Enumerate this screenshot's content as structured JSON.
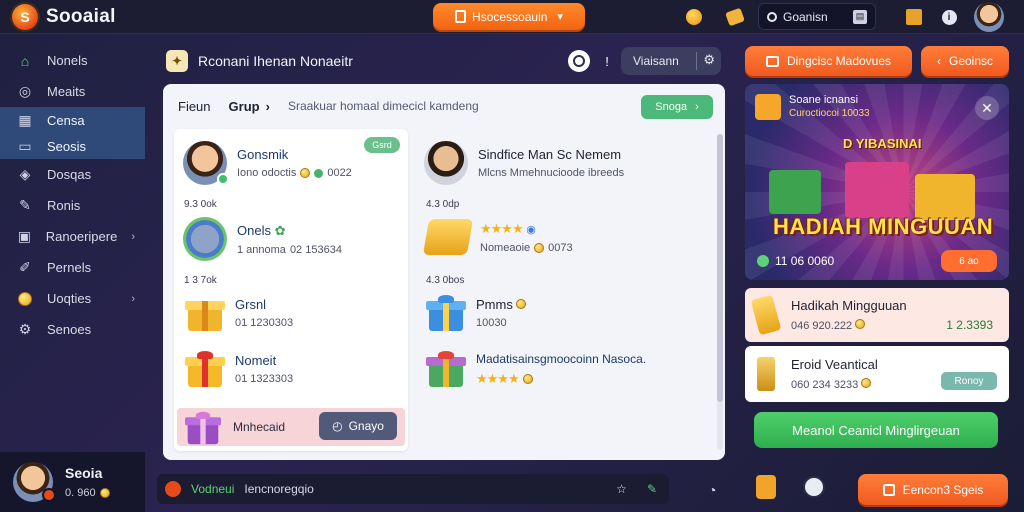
{
  "app": {
    "title": "Sooaial",
    "promo_label": "Hsocessoauin",
    "search_label": "Goanisn"
  },
  "sidebar": {
    "items": [
      {
        "label": "Nonels",
        "icon": "home-icon"
      },
      {
        "label": "Meaits",
        "icon": "compass-icon"
      },
      {
        "label": "Censa",
        "icon": "grid-icon"
      },
      {
        "label": "Seosis",
        "icon": "card-icon"
      },
      {
        "label": "Dosqas",
        "icon": "shield-icon"
      },
      {
        "label": "Ronis",
        "icon": "pencil-icon"
      },
      {
        "label": "Ranoeripere",
        "icon": "folder-icon"
      },
      {
        "label": "Pernels",
        "icon": "brush-icon"
      },
      {
        "label": "Uoqties",
        "icon": "coin-icon"
      },
      {
        "label": "Senoes",
        "icon": "gear-icon"
      }
    ],
    "user": {
      "name": "Seoia",
      "balance": "0. 960"
    }
  },
  "center_header": {
    "title": "Rconani Ihenan Nonaeitr",
    "pill_label": "Viaisann"
  },
  "panel": {
    "tab1": "Fieun",
    "tab2": "Grup",
    "hint": "Sraakuar homaal dimecicl kamdeng",
    "add_label": "Snoga",
    "left": {
      "rows": [
        {
          "name": "Gonsmik",
          "detail": "Iono odoctis",
          "value": "0022",
          "chip": "Gsrd"
        },
        {
          "name": "Onels",
          "detail": "1 annoma",
          "value": "02 153634"
        },
        {
          "name": "Grsnl",
          "detail": "01 1230303"
        },
        {
          "name": "Nomeit",
          "detail": "01 1323303"
        }
      ],
      "sep1": "9.3 0ok",
      "sep2": "1 3 7ok",
      "highlight": {
        "name": "Mnhecaid",
        "button": "Gnayo"
      }
    },
    "right": {
      "rows": [
        {
          "name": "Sindfice Man Sc Nemem",
          "detail": "Mlcns Mmehnucioode ibreeds"
        },
        {
          "name": "Nomeaoie",
          "detail": "0073"
        },
        {
          "name": "Pmms",
          "detail": "10030"
        },
        {
          "name": "Madatisainsgmoocoinn Nasoca."
        }
      ],
      "sep1": "4.3 0dp",
      "sep2": "4.3 0bos",
      "stars": "★★★★"
    }
  },
  "right_col": {
    "btn1": "Dingcisc Madovues",
    "btn2": "Geoinsc",
    "banner": {
      "line1": "Soane icnansi",
      "line2": "Curoctiocoi 10033",
      "tag": "D YIBASINAI",
      "big": "HADIAH MINGUUAN",
      "foot": "11 06 0060",
      "badge": "6 ao"
    },
    "card1": {
      "name": "Hadikah Mingguuan",
      "detail": "046 920.222",
      "amount": "1 2.3393"
    },
    "card2": {
      "name": "Eroid Veantical",
      "detail": "060 234 3233",
      "chip": "Ronoy"
    },
    "claim": "Meanol Ceanicl Minglirgeuan"
  },
  "bottombar": {
    "online": "Vodneui",
    "text": "Iencnoregqio",
    "play": "Eencon3 Sgeis"
  },
  "colors": {
    "accent": "#f26412",
    "panel": "#f3f4f9",
    "green": "#2fae4f",
    "active_nav": "#2f4a78"
  }
}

○ ○ ○

= WORK REQUIRED =
Without the pictures, copy the material exactly as given.

= COMPLETE ANSWER =
Enumerate this screenshot's content as structured JSON.
{
  "app": {
    "title": "Sooaial",
    "promo_label": "Hsocessoauin",
    "search_label": "Goanisn"
  },
  "sidebar": {
    "items": [
      {
        "label": "Nonels",
        "icon": "home-icon"
      },
      {
        "label": "Meaits",
        "icon": "compass-icon"
      },
      {
        "label": "Censa",
        "icon": "grid-icon"
      },
      {
        "label": "Seosis",
        "icon": "card-icon"
      },
      {
        "label": "Dosqas",
        "icon": "shield-icon"
      },
      {
        "label": "Ronis",
        "icon": "pencil-icon"
      },
      {
        "label": "Ranoeripere",
        "icon": "folder-icon"
      },
      {
        "label": "Pernels",
        "icon": "brush-icon"
      },
      {
        "label": "Uoqties",
        "icon": "coin-icon"
      },
      {
        "label": "Senoes",
        "icon": "gear-icon"
      }
    ],
    "user": {
      "name": "Seoia",
      "balance": "0. 960"
    }
  },
  "center_header": {
    "title": "Rconani Ihenan Nonaeitr",
    "pill_label": "Viaisann"
  },
  "panel": {
    "tab1": "Fieun",
    "tab2": "Grup",
    "hint": "Sraakuar homaal dimecicl kamdeng",
    "add_label": "Snoga",
    "left": {
      "rows": [
        {
          "name": "Gonsmik",
          "detail": "Iono odoctis",
          "value": "0022",
          "chip": "Gsrd"
        },
        {
          "name": "Onels",
          "detail": "1 annoma",
          "value": "02 153634"
        },
        {
          "name": "Grsnl",
          "detail": "01 1230303"
        },
        {
          "name": "Nomeit",
          "detail": "01 1323303"
        }
      ],
      "sep1": "9.3 0ok",
      "sep2": "1 3 7ok",
      "highlight": {
        "name": "Mnhecaid",
        "button": "Gnayo"
      }
    },
    "right": {
      "rows": [
        {
          "name": "Sindfice Man Sc Nemem",
          "detail": "Mlcns Mmehnucioode ibreeds"
        },
        {
          "name": "Nomeaoie",
          "detail": "0073"
        },
        {
          "name": "Pmms",
          "detail": "10030"
        },
        {
          "name": "Madatisainsgmoocoinn Nasoca."
        }
      ],
      "sep1": "4.3 0dp",
      "sep2": "4.3 0bos",
      "stars": "★★★★"
    }
  },
  "right_col": {
    "btn1": "Dingcisc Madovues",
    "btn2": "Geoinsc",
    "banner": {
      "line1": "Soane icnansi",
      "line2": "Curoctiocoi 10033",
      "tag": "D YIBASINAI",
      "big": "HADIAH MINGUUAN",
      "foot": "11 06 0060",
      "badge": "6 ao"
    },
    "card1": {
      "name": "Hadikah Mingguuan",
      "detail": "046 920.222",
      "amount": "1 2.3393"
    },
    "card2": {
      "name": "Eroid Veantical",
      "detail": "060 234 3233",
      "chip": "Ronoy"
    },
    "claim": "Meanol Ceanicl Minglirgeuan"
  },
  "bottombar": {
    "online": "Vodneui",
    "text": "Iencnoregqio",
    "play": "Eencon3 Sgeis"
  },
  "colors": {
    "accent": "#f26412",
    "panel": "#f3f4f9",
    "green": "#2fae4f",
    "active_nav": "#2f4a78"
  }
}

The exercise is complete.